[TASK DESCRIPTION]
Rewrite the records below with every "x-tick-label" switched to "x-axis-tick", and leave everything else unchanged.

>>>

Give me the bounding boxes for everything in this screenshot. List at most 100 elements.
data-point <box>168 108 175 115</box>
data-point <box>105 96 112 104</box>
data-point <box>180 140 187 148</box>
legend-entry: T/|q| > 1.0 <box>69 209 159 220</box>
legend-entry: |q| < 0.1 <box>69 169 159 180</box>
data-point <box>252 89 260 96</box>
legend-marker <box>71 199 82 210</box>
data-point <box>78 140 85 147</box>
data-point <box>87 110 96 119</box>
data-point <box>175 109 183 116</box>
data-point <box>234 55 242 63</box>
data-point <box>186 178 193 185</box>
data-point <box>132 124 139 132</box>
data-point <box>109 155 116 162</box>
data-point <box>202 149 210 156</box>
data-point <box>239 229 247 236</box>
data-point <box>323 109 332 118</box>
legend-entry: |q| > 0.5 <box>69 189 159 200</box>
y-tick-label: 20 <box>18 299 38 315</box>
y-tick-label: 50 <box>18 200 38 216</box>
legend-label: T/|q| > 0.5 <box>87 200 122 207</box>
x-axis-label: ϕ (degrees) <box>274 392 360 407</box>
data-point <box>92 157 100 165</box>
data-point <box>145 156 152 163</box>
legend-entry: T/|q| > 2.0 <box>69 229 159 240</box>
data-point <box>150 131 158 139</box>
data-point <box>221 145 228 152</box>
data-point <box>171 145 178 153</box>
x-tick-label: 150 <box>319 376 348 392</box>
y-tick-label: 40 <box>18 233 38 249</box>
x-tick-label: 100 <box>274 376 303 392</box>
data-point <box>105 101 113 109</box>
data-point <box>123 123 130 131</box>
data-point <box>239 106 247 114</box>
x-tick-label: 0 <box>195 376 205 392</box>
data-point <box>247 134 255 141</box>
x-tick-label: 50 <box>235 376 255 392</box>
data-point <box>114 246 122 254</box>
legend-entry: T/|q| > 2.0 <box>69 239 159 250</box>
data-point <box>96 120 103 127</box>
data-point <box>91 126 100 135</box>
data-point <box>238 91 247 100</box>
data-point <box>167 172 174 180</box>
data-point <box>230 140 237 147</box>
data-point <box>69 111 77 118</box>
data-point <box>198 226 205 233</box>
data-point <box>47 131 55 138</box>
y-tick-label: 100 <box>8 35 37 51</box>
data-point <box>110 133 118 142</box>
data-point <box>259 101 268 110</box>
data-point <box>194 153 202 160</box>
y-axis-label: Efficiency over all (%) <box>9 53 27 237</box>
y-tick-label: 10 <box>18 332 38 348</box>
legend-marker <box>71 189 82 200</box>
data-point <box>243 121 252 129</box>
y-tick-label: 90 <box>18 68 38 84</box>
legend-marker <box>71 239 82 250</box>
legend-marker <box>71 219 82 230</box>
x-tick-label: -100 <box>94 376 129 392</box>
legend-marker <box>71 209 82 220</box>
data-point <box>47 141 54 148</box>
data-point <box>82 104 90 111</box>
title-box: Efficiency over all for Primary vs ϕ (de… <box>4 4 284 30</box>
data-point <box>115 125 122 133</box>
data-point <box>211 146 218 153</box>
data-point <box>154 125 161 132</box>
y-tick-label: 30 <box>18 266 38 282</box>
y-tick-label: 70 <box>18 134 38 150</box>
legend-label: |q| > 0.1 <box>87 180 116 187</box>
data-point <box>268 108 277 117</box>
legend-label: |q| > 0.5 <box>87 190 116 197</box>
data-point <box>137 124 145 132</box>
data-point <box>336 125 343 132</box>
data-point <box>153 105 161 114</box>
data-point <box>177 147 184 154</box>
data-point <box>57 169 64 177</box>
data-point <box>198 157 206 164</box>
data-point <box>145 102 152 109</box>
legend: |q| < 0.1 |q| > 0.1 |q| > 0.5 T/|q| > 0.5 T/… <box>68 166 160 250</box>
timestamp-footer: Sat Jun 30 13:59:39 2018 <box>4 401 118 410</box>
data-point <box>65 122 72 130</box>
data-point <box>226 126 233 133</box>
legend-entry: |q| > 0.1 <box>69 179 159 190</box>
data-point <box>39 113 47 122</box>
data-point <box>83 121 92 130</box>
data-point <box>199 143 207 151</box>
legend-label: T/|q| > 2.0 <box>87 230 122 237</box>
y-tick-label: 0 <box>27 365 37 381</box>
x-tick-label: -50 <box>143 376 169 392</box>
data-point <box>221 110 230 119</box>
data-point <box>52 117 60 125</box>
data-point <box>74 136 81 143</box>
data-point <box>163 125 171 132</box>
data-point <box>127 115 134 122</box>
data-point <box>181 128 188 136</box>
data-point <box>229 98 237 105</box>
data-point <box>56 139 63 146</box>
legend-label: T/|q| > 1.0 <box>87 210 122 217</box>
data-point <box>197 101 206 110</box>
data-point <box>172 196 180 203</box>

<<<

[SOLUTION FOR THIS EXERCISE]
Give me the bounding boxes for everything in this screenshot. List at most 100 elements.
data-point <box>168 108 175 115</box>
data-point <box>105 96 112 104</box>
data-point <box>180 140 187 148</box>
legend-entry: T/|q| > 1.0 <box>69 209 159 220</box>
legend-entry: |q| < 0.1 <box>69 169 159 180</box>
data-point <box>252 89 260 96</box>
legend-marker <box>71 199 82 210</box>
data-point <box>78 140 85 147</box>
data-point <box>87 110 96 119</box>
data-point <box>175 109 183 116</box>
data-point <box>234 55 242 63</box>
data-point <box>186 178 193 185</box>
data-point <box>132 124 139 132</box>
data-point <box>109 155 116 162</box>
data-point <box>202 149 210 156</box>
data-point <box>239 229 247 236</box>
data-point <box>323 109 332 118</box>
legend-entry: |q| > 0.5 <box>69 189 159 200</box>
y-tick-label: 20 <box>18 299 38 315</box>
y-tick-label: 50 <box>18 200 38 216</box>
legend-label: T/|q| > 0.5 <box>87 200 122 207</box>
x-axis-label: ϕ (degrees) <box>274 392 360 407</box>
data-point <box>92 157 100 165</box>
data-point <box>145 156 152 163</box>
legend-entry: T/|q| > 2.0 <box>69 229 159 240</box>
data-point <box>150 131 158 139</box>
data-point <box>221 145 228 152</box>
data-point <box>171 145 178 153</box>
x-axis-tick: 150 <box>319 376 348 392</box>
y-tick-label: 40 <box>18 233 38 249</box>
x-axis-tick: 100 <box>274 376 303 392</box>
data-point <box>105 101 113 109</box>
data-point <box>123 123 130 131</box>
data-point <box>239 106 247 114</box>
x-axis-tick: 0 <box>195 376 205 392</box>
data-point <box>247 134 255 141</box>
x-axis-tick: 50 <box>235 376 255 392</box>
data-point <box>114 246 122 254</box>
legend-entry: T/|q| > 2.0 <box>69 239 159 250</box>
data-point <box>96 120 103 127</box>
data-point <box>91 126 100 135</box>
data-point <box>238 91 247 100</box>
data-point <box>167 172 174 180</box>
data-point <box>230 140 237 147</box>
data-point <box>69 111 77 118</box>
data-point <box>198 226 205 233</box>
data-point <box>47 131 55 138</box>
y-tick-label: 100 <box>8 35 37 51</box>
data-point <box>110 133 118 142</box>
data-point <box>259 101 268 110</box>
data-point <box>194 153 202 160</box>
y-axis-label: Efficiency over all (%) <box>9 53 27 237</box>
y-tick-label: 10 <box>18 332 38 348</box>
legend-marker <box>71 189 82 200</box>
data-point <box>243 121 252 129</box>
y-tick-label: 90 <box>18 68 38 84</box>
legend-marker <box>71 239 82 250</box>
legend-marker <box>71 219 82 230</box>
x-axis-tick: -100 <box>94 376 129 392</box>
legend-marker <box>71 209 82 220</box>
data-point <box>47 141 54 148</box>
data-point <box>82 104 90 111</box>
title-box: Efficiency over all for Primary vs ϕ (de… <box>4 4 284 30</box>
data-point <box>115 125 122 133</box>
data-point <box>211 146 218 153</box>
data-point <box>154 125 161 132</box>
y-tick-label: 30 <box>18 266 38 282</box>
y-tick-label: 70 <box>18 134 38 150</box>
legend-label: |q| > 0.1 <box>87 180 116 187</box>
data-point <box>268 108 277 117</box>
legend-label: |q| > 0.5 <box>87 190 116 197</box>
data-point <box>137 124 145 132</box>
data-point <box>336 125 343 132</box>
data-point <box>153 105 161 114</box>
data-point <box>177 147 184 154</box>
data-point <box>57 169 64 177</box>
data-point <box>198 157 206 164</box>
data-point <box>145 102 152 109</box>
legend: |q| < 0.1 |q| > 0.1 |q| > 0.5 T/|q| > 0.5 T/… <box>68 166 160 250</box>
timestamp-footer: Sat Jun 30 13:59:39 2018 <box>4 401 118 410</box>
data-point <box>65 122 72 130</box>
data-point <box>226 126 233 133</box>
legend-entry: |q| > 0.1 <box>69 179 159 190</box>
data-point <box>39 113 47 122</box>
data-point <box>83 121 92 130</box>
data-point <box>199 143 207 151</box>
legend-label: T/|q| > 2.0 <box>87 230 122 237</box>
y-tick-label: 0 <box>27 365 37 381</box>
x-axis-tick: -50 <box>143 376 169 392</box>
data-point <box>221 110 230 119</box>
data-point <box>52 117 60 125</box>
data-point <box>74 136 81 143</box>
data-point <box>163 125 171 132</box>
data-point <box>127 115 134 122</box>
data-point <box>181 128 188 136</box>
data-point <box>229 98 237 105</box>
data-point <box>56 139 63 146</box>
legend-label: T/|q| > 1.0 <box>87 210 122 217</box>
data-point <box>197 101 206 110</box>
data-point <box>172 196 180 203</box>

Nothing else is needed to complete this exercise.